## [What is being asked]
Please copy every line of the records below that holds the word "this".

## [Material]
• • • • • • •
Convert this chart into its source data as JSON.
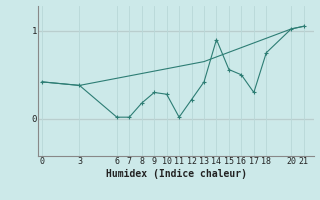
{
  "title": "",
  "xlabel": "Humidex (Indice chaleur)",
  "background_color": "#cce9e9",
  "line_color": "#2d7d74",
  "grid_color": "#b8d8d8",
  "hline_color": "#c0a0a0",
  "x_ticks": [
    0,
    3,
    6,
    7,
    8,
    9,
    10,
    11,
    12,
    13,
    14,
    15,
    16,
    17,
    18,
    20,
    21
  ],
  "xlim": [
    -0.3,
    21.8
  ],
  "ylim": [
    -0.42,
    1.28
  ],
  "y_ticks": [
    0,
    1
  ],
  "line1_x": [
    0,
    3,
    6,
    7,
    8,
    9,
    10,
    11,
    12,
    13,
    14,
    15,
    16,
    17,
    18,
    20,
    21
  ],
  "line1_y": [
    0.42,
    0.38,
    0.02,
    0.02,
    0.18,
    0.3,
    0.28,
    0.02,
    0.22,
    0.42,
    0.9,
    0.56,
    0.5,
    0.3,
    0.75,
    1.02,
    1.05
  ],
  "line2_x": [
    0,
    3,
    13,
    20,
    21
  ],
  "line2_y": [
    0.42,
    0.38,
    0.65,
    1.02,
    1.05
  ],
  "tick_fontsize": 6.0,
  "xlabel_fontsize": 7.0
}
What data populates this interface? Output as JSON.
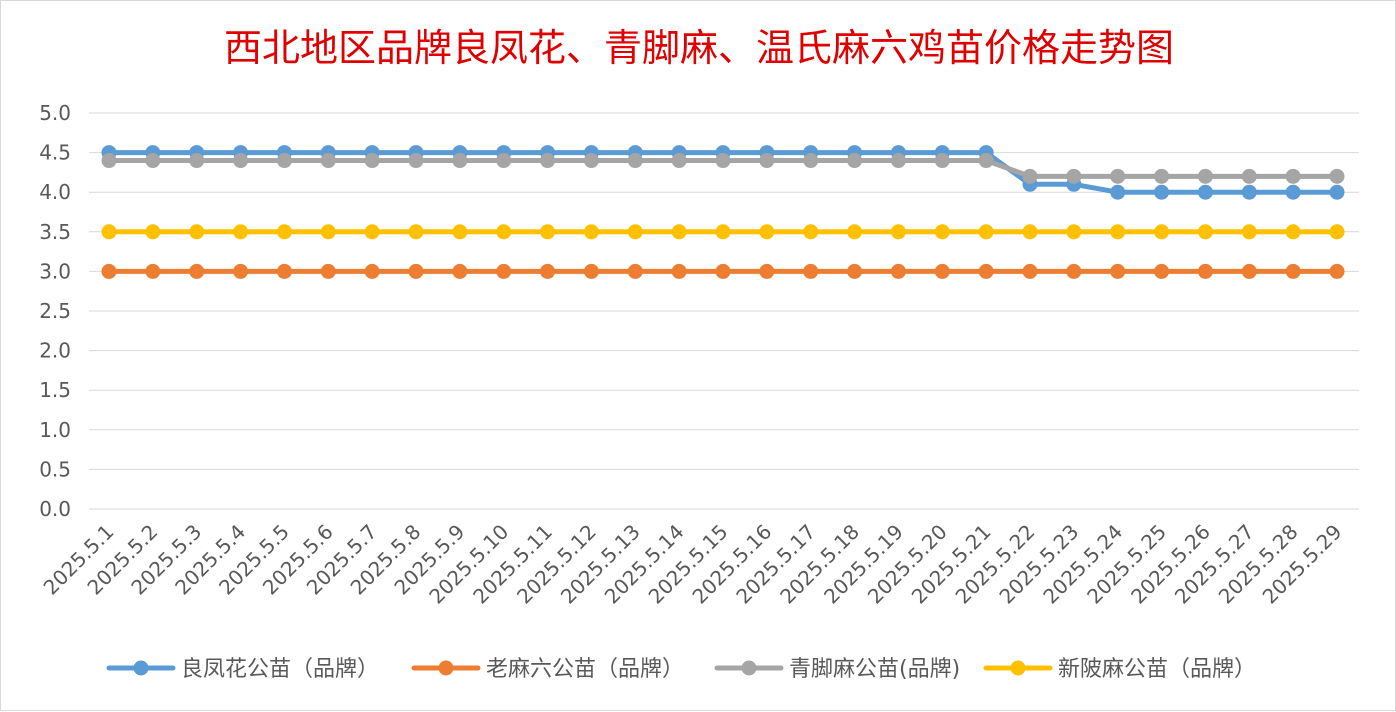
{
  "chart_data": {
    "type": "line",
    "title": "西北地区品牌良凤花、青脚麻、温氏麻六鸡苗价格走势图",
    "xlabel": "",
    "ylabel": "",
    "ylim": [
      0,
      5
    ],
    "y_ticks": [
      "0.0",
      "0.5",
      "1.0",
      "1.5",
      "2.0",
      "2.5",
      "3.0",
      "3.5",
      "4.0",
      "4.5",
      "5.0"
    ],
    "grid": true,
    "legend_position": "bottom",
    "categories": [
      "2025.5.1",
      "2025.5.2",
      "2025.5.3",
      "2025.5.4",
      "2025.5.5",
      "2025.5.6",
      "2025.5.7",
      "2025.5.8",
      "2025.5.9",
      "2025.5.10",
      "2025.5.11",
      "2025.5.12",
      "2025.5.13",
      "2025.5.14",
      "2025.5.15",
      "2025.5.16",
      "2025.5.17",
      "2025.5.18",
      "2025.5.19",
      "2025.5.20",
      "2025.5.21",
      "2025.5.22",
      "2025.5.23",
      "2025.5.24",
      "2025.5.25",
      "2025.5.26",
      "2025.5.27",
      "2025.5.28",
      "2025.5.29"
    ],
    "series": [
      {
        "name": "良凤花公苗（品牌）",
        "color": "#5b9bd5",
        "values": [
          4.5,
          4.5,
          4.5,
          4.5,
          4.5,
          4.5,
          4.5,
          4.5,
          4.5,
          4.5,
          4.5,
          4.5,
          4.5,
          4.5,
          4.5,
          4.5,
          4.5,
          4.5,
          4.5,
          4.5,
          4.5,
          4.1,
          4.1,
          4.0,
          4.0,
          4.0,
          4.0,
          4.0,
          4.0
        ]
      },
      {
        "name": "老麻六公苗（品牌）",
        "color": "#ed7d31",
        "values": [
          3.0,
          3.0,
          3.0,
          3.0,
          3.0,
          3.0,
          3.0,
          3.0,
          3.0,
          3.0,
          3.0,
          3.0,
          3.0,
          3.0,
          3.0,
          3.0,
          3.0,
          3.0,
          3.0,
          3.0,
          3.0,
          3.0,
          3.0,
          3.0,
          3.0,
          3.0,
          3.0,
          3.0,
          3.0
        ]
      },
      {
        "name": "青脚麻公苗(品牌)",
        "color": "#a5a5a5",
        "values": [
          4.4,
          4.4,
          4.4,
          4.4,
          4.4,
          4.4,
          4.4,
          4.4,
          4.4,
          4.4,
          4.4,
          4.4,
          4.4,
          4.4,
          4.4,
          4.4,
          4.4,
          4.4,
          4.4,
          4.4,
          4.4,
          4.2,
          4.2,
          4.2,
          4.2,
          4.2,
          4.2,
          4.2,
          4.2
        ]
      },
      {
        "name": "新陂麻公苗（品牌）",
        "color": "#ffc000",
        "values": [
          3.5,
          3.5,
          3.5,
          3.5,
          3.5,
          3.5,
          3.5,
          3.5,
          3.5,
          3.5,
          3.5,
          3.5,
          3.5,
          3.5,
          3.5,
          3.5,
          3.5,
          3.5,
          3.5,
          3.5,
          3.5,
          3.5,
          3.5,
          3.5,
          3.5,
          3.5,
          3.5,
          3.5,
          3.5
        ]
      }
    ],
    "colors": {
      "title": "#e00000",
      "grid": "#d9d9d9",
      "tick_text": "#595959"
    }
  }
}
• • • • • • •
## [Full output]
Convert this chart into its source data as JSON.
What data populates this interface? Output as JSON.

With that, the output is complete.